(Data excerpts)
════════
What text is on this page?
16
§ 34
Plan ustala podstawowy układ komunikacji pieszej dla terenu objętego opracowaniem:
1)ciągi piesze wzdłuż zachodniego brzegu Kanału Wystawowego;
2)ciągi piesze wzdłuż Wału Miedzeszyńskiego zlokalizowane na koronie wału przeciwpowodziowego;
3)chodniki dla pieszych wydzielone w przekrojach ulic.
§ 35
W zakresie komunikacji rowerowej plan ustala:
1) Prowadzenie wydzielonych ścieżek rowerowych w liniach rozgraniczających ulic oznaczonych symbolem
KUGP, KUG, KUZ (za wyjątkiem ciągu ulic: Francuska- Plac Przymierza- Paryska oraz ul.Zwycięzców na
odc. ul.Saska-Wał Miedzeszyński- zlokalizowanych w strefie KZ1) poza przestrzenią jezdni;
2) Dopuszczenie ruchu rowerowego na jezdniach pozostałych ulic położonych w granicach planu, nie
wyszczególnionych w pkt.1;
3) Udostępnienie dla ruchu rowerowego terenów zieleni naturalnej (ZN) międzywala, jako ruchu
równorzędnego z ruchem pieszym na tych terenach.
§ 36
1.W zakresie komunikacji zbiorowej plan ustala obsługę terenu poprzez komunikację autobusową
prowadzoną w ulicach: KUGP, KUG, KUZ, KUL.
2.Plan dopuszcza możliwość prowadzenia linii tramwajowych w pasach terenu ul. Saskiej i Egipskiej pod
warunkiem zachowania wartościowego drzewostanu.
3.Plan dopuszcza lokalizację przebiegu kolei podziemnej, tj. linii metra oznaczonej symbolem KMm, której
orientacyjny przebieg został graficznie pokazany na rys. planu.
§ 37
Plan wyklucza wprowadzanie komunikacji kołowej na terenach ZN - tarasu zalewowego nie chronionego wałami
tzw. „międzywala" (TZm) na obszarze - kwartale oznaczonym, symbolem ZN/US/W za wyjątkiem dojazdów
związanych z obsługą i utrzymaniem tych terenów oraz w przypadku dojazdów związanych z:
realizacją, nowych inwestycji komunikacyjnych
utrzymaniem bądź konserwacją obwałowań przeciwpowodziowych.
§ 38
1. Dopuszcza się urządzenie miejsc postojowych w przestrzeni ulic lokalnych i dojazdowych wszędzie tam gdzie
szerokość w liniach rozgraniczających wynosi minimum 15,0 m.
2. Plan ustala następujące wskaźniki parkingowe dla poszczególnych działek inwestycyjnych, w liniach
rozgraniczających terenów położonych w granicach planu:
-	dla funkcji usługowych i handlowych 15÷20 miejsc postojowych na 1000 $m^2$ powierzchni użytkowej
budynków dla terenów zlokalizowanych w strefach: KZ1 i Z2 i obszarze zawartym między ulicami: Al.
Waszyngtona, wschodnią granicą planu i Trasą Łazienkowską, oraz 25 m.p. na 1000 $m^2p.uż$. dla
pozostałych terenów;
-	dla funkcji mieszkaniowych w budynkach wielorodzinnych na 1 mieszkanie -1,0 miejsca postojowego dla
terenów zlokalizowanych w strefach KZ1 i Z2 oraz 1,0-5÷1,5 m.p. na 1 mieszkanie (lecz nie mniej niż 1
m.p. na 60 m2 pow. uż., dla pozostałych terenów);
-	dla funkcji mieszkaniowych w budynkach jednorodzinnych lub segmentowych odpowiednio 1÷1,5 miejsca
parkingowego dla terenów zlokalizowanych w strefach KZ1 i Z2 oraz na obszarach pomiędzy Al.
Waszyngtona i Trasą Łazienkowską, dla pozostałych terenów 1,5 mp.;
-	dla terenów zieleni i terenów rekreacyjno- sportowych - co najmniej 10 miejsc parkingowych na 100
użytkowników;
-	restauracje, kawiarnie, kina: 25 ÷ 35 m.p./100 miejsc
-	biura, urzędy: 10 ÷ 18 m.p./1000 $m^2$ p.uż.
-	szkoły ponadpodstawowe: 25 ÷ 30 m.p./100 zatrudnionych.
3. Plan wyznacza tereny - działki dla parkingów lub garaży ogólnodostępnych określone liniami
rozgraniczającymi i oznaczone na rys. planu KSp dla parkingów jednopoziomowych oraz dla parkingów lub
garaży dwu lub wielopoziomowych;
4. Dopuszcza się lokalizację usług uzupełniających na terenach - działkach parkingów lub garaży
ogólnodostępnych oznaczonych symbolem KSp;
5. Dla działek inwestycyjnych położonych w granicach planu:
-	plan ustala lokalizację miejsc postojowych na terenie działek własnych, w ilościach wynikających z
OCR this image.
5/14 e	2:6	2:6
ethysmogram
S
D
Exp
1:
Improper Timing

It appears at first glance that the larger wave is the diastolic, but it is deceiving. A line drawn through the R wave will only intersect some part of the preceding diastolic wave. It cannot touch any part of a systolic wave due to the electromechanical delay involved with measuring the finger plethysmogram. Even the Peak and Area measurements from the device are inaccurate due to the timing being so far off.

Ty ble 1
════════
What the task requires
All of the entries must be quoted exactly; please include each one.

Written reply
What text is on this page?
16
§ 34
Plan ustala podstawowy układ komunikacji pieszej dla terenu objętego opracowaniem:
1)ciągi piesze wzdłuż zachodniego brzegu Kanału Wystawowego;
2)ciągi piesze wzdłuż Wału Miedzeszyńskiego zlokalizowane na koronie wału przeciwpowodziowego;
3)chodniki dla pieszych wydzielone w przekrojach ulic.
§ 35
W zakresie komunikacji rowerowej plan ustala:
1) Prowadzenie wydzielonych ścieżek rowerowych w liniach rozgraniczających ulic oznaczonych symbolem
KUGP, KUG, KUZ (za wyjątkiem ciągu ulic: Francuska- Plac Przymierza- Paryska oraz ul.Zwycięzców na
odc. ul.Saska-Wał Miedzeszyński- zlokalizowanych w strefie KZ1) poza przestrzenią jezdni;
2) Dopuszczenie ruchu rowerowego na jezdniach pozostałych ulic położonych w granicach planu, nie
wyszczególnionych w pkt.1;
3) Udostępnienie dla ruchu rowerowego terenów zieleni naturalnej (ZN) międzywala, jako ruchu
równorzędnego z ruchem pieszym na tych terenach.
§ 36
1.W zakresie komunikacji zbiorowej plan ustala obsługę terenu poprzez komunikację autobusową
prowadzoną w ulicach: KUGP, KUG, KUZ, KUL.
2.Plan dopuszcza możliwość prowadzenia linii tramwajowych w pasach terenu ul. Saskiej i Egipskiej pod
warunkiem zachowania wartościowego drzewostanu.
3.Plan dopuszcza lokalizację przebiegu kolei podziemnej, tj. linii metra oznaczonej symbolem KMm, której
orientacyjny przebieg został graficznie pokazany na rys. planu.
§ 37
Plan wyklucza wprowadzanie komunikacji kołowej na terenach ZN - tarasu zalewowego nie chronionego wałami
tzw. „międzywala" (TZm) na obszarze - kwartale oznaczonym, symbolem ZN/US/W za wyjątkiem dojazdów
związanych z obsługą i utrzymaniem tych terenów oraz w przypadku dojazdów związanych z:
realizacją, nowych inwestycji komunikacyjnych
utrzymaniem bądź konserwacją obwałowań przeciwpowodziowych.
§ 38
1. Dopuszcza się urządzenie miejsc postojowych w przestrzeni ulic lokalnych i dojazdowych wszędzie tam gdzie
szerokość w liniach rozgraniczających wynosi minimum 15,0 m.
2. Plan ustala następujące wskaźniki parkingowe dla poszczególnych działek inwestycyjnych, w liniach
rozgraniczających terenów położonych w granicach planu:
-	dla funkcji usługowych i handlowych 15÷20 miejsc postojowych na 1000 $m^2$ powierzchni użytkowej
budynków dla terenów zlokalizowanych w strefach: KZ1 i Z2 i obszarze zawartym między ulicami: Al.
Waszyngtona, wschodnią granicą planu i Trasą Łazienkowską, oraz 25 m.p. na 1000 $m^2p.uż$. dla
pozostałych terenów;
-	dla funkcji mieszkaniowych w budynkach wielorodzinnych na 1 mieszkanie -1,0 miejsca postojowego dla
terenów zlokalizowanych w strefach KZ1 i Z2 oraz 1,0-5÷1,5 m.p. na 1 mieszkanie (lecz nie mniej niż 1
m.p. na 60 m2 pow. uż., dla pozostałych terenów);
-	dla funkcji mieszkaniowych w budynkach jednorodzinnych lub segmentowych odpowiednio 1÷1,5 miejsca
parkingowego dla terenów zlokalizowanych w strefach KZ1 i Z2 oraz na obszarach pomiędzy Al.
Waszyngtona i Trasą Łazienkowską, dla pozostałych terenów 1,5 mp.;
-	dla terenów zieleni i terenów rekreacyjno- sportowych - co najmniej 10 miejsc parkingowych na 100
użytkowników;
-	restauracje, kawiarnie, kina: 25 ÷ 35 m.p./100 miejsc
-	biura, urzędy: 10 ÷ 18 m.p./1000 $m^2$ p.uż.
-	szkoły ponadpodstawowe: 25 ÷ 30 m.p./100 zatrudnionych.
3. Plan wyznacza tereny - działki dla parkingów lub garaży ogólnodostępnych określone liniami
rozgraniczającymi i oznaczone na rys. planu KSp dla parkingów jednopoziomowych oraz dla parkingów lub
garaży dwu lub wielopoziomowych;
4. Dopuszcza się lokalizację usług uzupełniających na terenach - działkach parkingów lub garaży
ogólnodostępnych oznaczonych symbolem KSp;
5. Dla działek inwestycyjnych położonych w granicach planu:
-	plan ustala lokalizację miejsc postojowych na terenie działek własnych, w ilościach wynikających z
OCR this image.
5/14 e	2:6	2:6
ethysmogram
S
D
Exp
1:
Improper Timing

It appears at first glance that the larger wave is the diastolic, but it is deceiving. A line drawn through the R wave will only intersect some part of the preceding diastolic wave. It cannot touch any part of a systolic wave due to the electromechanical delay involved with measuring the finger plethysmogram. Even the Peak and Area measurements from the device are inaccurate due to the timing being so far off.

Ty ble 1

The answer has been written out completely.